### STATED EXERCISE:
Reproduce the records from their first line up to and including the line containing "x-axis-label-sub: B2 bbox=[335, 480, 350, 495]", substituting "plot-border" for "plot-frame" and leaving everything else unchanged.

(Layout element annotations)
####################
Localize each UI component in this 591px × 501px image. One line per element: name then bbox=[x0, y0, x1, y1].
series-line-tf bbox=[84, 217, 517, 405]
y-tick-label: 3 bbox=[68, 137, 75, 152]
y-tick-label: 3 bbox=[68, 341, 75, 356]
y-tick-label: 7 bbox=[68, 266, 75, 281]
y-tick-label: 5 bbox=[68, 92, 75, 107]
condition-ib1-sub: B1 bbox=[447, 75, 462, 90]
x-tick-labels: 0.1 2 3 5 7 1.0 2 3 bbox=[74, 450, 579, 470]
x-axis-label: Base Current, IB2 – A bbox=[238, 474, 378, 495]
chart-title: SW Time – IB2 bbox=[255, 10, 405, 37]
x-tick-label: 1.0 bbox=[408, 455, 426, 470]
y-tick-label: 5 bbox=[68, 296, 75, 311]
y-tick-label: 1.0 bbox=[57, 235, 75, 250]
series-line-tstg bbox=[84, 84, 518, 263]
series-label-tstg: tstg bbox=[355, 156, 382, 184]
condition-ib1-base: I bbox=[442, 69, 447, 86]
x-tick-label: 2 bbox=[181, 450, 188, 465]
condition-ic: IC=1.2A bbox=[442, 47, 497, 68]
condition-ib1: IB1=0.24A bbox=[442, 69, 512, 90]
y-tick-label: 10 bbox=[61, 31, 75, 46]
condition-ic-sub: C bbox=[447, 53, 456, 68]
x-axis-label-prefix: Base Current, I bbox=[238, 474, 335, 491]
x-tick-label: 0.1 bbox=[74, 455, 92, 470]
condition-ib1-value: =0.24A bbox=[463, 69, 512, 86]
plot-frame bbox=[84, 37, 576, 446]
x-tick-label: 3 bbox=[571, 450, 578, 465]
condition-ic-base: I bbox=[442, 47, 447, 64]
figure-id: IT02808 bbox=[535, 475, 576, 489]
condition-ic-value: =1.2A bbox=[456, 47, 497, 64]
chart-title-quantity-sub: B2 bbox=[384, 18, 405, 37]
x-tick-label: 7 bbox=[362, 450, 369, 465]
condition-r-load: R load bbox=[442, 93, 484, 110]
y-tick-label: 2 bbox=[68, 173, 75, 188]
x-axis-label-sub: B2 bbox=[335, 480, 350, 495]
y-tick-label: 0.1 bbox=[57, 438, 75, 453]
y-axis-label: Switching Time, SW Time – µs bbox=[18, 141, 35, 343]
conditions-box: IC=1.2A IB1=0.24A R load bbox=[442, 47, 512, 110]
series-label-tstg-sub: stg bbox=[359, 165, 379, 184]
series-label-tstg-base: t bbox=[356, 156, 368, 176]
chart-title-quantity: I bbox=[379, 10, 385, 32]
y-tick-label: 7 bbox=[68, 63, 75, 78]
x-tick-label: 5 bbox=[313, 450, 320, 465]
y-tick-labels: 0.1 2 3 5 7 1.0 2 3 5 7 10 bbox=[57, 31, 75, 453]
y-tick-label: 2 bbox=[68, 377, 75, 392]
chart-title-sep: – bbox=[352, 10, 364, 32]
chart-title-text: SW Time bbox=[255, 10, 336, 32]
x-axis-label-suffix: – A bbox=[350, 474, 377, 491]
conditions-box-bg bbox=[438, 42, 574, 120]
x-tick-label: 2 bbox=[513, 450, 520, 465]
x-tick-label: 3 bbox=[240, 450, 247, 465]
####################
### COMPLETE OUTPUT:
Localize each UI component in this 591px × 501px image. One line per element: name then bbox=[x0, y0, x1, y1].
series-line-tf bbox=[84, 217, 517, 405]
y-tick-label: 3 bbox=[68, 137, 75, 152]
y-tick-label: 3 bbox=[68, 341, 75, 356]
y-tick-label: 7 bbox=[68, 266, 75, 281]
y-tick-label: 5 bbox=[68, 92, 75, 107]
condition-ib1-sub: B1 bbox=[447, 75, 462, 90]
x-tick-labels: 0.1 2 3 5 7 1.0 2 3 bbox=[74, 450, 579, 470]
x-axis-label: Base Current, IB2 – A bbox=[238, 474, 378, 495]
chart-title: SW Time – IB2 bbox=[255, 10, 405, 37]
x-tick-label: 1.0 bbox=[408, 455, 426, 470]
y-tick-label: 5 bbox=[68, 296, 75, 311]
y-tick-label: 1.0 bbox=[57, 235, 75, 250]
series-line-tstg bbox=[84, 84, 518, 263]
series-label-tstg: tstg bbox=[355, 156, 382, 184]
condition-ib1-base: I bbox=[442, 69, 447, 86]
x-tick-label: 2 bbox=[181, 450, 188, 465]
condition-ic: IC=1.2A bbox=[442, 47, 497, 68]
condition-ib1: IB1=0.24A bbox=[442, 69, 512, 90]
y-tick-label: 10 bbox=[61, 31, 75, 46]
condition-ic-sub: C bbox=[447, 53, 456, 68]
x-axis-label-prefix: Base Current, I bbox=[238, 474, 335, 491]
x-tick-label: 0.1 bbox=[74, 455, 92, 470]
condition-ib1-value: =0.24A bbox=[463, 69, 512, 86]
plot-border bbox=[84, 37, 576, 446]
x-tick-label: 3 bbox=[571, 450, 578, 465]
condition-ic-base: I bbox=[442, 47, 447, 64]
figure-id: IT02808 bbox=[535, 475, 576, 489]
condition-ic-value: =1.2A bbox=[456, 47, 497, 64]
chart-title-quantity-sub: B2 bbox=[384, 18, 405, 37]
x-tick-label: 7 bbox=[362, 450, 369, 465]
condition-r-load: R load bbox=[442, 93, 484, 110]
y-tick-label: 2 bbox=[68, 173, 75, 188]
x-axis-label-sub: B2 bbox=[335, 480, 350, 495]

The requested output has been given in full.